Task description |
Pull out every line of the listing below where "Index" appears.

Entries |
----

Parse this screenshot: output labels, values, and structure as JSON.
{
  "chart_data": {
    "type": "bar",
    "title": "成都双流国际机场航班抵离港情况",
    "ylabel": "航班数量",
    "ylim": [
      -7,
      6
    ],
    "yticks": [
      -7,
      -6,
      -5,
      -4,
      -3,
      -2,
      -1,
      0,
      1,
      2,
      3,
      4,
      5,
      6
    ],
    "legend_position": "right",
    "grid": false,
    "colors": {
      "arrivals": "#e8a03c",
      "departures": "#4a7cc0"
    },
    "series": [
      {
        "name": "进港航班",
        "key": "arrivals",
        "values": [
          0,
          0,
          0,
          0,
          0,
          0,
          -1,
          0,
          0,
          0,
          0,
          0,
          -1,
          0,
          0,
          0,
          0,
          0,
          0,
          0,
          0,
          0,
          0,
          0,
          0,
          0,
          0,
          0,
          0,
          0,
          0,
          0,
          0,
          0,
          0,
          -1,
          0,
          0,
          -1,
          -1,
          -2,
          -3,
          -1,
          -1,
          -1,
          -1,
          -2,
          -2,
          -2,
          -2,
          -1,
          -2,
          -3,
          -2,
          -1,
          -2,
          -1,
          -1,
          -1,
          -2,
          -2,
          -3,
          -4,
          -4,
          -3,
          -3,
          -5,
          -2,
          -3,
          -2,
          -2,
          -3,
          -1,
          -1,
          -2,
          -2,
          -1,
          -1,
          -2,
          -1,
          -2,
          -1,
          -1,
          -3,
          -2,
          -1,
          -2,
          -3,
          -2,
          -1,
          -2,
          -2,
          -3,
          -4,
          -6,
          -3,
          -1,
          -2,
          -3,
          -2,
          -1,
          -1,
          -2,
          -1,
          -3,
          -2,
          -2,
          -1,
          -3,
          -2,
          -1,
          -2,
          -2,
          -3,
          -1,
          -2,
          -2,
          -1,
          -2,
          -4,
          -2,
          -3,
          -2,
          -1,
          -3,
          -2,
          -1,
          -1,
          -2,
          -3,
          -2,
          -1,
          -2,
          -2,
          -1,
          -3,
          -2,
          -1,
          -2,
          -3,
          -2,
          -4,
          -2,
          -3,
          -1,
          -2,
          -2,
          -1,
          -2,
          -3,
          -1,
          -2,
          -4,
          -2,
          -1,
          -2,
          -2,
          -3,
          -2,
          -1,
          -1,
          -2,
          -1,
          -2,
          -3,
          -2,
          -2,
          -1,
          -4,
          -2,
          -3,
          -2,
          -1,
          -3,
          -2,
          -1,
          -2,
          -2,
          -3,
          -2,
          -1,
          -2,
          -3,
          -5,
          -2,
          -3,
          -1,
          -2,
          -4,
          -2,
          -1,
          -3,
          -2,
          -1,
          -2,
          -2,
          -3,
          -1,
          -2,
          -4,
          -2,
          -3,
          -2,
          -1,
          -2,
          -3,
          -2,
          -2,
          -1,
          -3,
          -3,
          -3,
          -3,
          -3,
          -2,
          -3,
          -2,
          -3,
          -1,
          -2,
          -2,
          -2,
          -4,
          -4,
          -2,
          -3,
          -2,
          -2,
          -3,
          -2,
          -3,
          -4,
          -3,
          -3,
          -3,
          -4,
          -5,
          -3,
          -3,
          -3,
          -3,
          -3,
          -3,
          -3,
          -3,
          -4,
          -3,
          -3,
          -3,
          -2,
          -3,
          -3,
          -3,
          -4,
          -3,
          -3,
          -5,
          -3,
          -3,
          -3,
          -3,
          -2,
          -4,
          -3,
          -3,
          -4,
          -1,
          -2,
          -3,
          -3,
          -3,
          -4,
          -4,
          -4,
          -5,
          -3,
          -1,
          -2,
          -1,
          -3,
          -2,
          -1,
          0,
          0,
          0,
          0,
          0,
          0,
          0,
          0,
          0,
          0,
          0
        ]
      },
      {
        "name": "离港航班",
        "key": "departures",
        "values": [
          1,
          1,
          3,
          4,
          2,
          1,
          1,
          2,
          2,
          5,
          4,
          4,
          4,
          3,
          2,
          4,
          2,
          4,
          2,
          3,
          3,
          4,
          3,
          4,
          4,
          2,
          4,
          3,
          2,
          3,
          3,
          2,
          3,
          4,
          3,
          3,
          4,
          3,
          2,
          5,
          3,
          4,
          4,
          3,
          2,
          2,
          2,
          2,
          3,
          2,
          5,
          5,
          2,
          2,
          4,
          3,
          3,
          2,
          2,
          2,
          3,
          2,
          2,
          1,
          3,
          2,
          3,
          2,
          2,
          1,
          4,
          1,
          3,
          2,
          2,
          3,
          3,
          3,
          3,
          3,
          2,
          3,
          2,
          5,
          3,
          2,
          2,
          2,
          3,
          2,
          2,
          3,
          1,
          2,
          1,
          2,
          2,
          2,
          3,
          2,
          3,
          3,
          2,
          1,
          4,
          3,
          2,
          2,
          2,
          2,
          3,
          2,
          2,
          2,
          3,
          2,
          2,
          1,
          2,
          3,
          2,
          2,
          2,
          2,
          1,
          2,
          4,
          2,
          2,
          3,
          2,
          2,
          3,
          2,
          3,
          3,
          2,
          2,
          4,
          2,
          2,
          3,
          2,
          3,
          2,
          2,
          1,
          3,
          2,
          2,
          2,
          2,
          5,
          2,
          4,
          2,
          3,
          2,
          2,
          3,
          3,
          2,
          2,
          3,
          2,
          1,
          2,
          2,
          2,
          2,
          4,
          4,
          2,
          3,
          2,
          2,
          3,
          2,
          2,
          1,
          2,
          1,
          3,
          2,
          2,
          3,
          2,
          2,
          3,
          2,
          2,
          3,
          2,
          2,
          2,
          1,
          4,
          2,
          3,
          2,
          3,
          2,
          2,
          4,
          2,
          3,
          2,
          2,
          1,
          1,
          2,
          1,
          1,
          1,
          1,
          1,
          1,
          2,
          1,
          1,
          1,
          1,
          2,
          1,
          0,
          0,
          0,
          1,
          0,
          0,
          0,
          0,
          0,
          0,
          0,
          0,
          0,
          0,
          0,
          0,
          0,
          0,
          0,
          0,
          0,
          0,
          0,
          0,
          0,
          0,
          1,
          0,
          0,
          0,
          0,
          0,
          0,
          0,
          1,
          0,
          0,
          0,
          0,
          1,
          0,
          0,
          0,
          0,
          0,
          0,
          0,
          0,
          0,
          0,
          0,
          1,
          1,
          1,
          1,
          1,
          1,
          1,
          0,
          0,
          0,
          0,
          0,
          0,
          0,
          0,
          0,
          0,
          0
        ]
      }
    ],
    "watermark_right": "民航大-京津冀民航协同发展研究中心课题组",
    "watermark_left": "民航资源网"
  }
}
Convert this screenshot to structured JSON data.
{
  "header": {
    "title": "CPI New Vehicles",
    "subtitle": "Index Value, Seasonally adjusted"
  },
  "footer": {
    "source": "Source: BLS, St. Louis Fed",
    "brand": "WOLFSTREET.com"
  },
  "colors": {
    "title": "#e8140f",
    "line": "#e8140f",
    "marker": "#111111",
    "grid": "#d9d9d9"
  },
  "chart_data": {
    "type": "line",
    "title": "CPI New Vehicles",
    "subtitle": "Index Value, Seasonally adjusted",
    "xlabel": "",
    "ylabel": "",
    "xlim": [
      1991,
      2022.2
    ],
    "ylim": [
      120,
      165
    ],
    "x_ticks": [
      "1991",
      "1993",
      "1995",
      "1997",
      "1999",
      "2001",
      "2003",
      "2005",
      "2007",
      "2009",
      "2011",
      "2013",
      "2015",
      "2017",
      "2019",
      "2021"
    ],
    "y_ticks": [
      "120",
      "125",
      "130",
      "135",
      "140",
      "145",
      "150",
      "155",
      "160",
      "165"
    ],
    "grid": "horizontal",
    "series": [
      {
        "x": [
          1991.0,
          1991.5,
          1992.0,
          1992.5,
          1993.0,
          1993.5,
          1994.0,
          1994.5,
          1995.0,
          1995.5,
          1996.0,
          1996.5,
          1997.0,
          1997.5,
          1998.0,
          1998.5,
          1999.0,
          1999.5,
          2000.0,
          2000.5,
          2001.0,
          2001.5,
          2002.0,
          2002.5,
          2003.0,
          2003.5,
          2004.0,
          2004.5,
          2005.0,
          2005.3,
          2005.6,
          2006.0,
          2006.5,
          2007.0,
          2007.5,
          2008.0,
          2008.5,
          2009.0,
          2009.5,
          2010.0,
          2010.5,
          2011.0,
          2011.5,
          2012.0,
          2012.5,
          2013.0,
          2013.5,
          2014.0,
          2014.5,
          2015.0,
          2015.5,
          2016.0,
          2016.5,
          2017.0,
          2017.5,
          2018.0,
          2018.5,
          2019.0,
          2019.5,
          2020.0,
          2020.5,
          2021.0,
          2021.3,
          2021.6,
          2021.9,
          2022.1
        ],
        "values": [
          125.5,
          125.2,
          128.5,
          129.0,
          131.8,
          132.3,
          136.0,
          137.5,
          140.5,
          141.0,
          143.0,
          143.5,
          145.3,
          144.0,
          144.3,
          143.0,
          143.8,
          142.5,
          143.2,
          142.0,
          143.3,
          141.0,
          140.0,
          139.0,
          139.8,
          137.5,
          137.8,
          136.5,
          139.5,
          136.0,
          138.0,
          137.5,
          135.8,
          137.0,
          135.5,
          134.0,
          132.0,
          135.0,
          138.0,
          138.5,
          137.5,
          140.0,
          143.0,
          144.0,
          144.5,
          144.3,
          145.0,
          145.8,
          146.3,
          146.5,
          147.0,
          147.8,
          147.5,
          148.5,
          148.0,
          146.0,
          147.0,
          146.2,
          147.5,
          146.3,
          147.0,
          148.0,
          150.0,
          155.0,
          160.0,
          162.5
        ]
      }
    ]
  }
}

----

Right answer |
    "subtitle": "Index Value, Seasonally adjusted"
    "subtitle": "Index Value, Seasonally adjusted",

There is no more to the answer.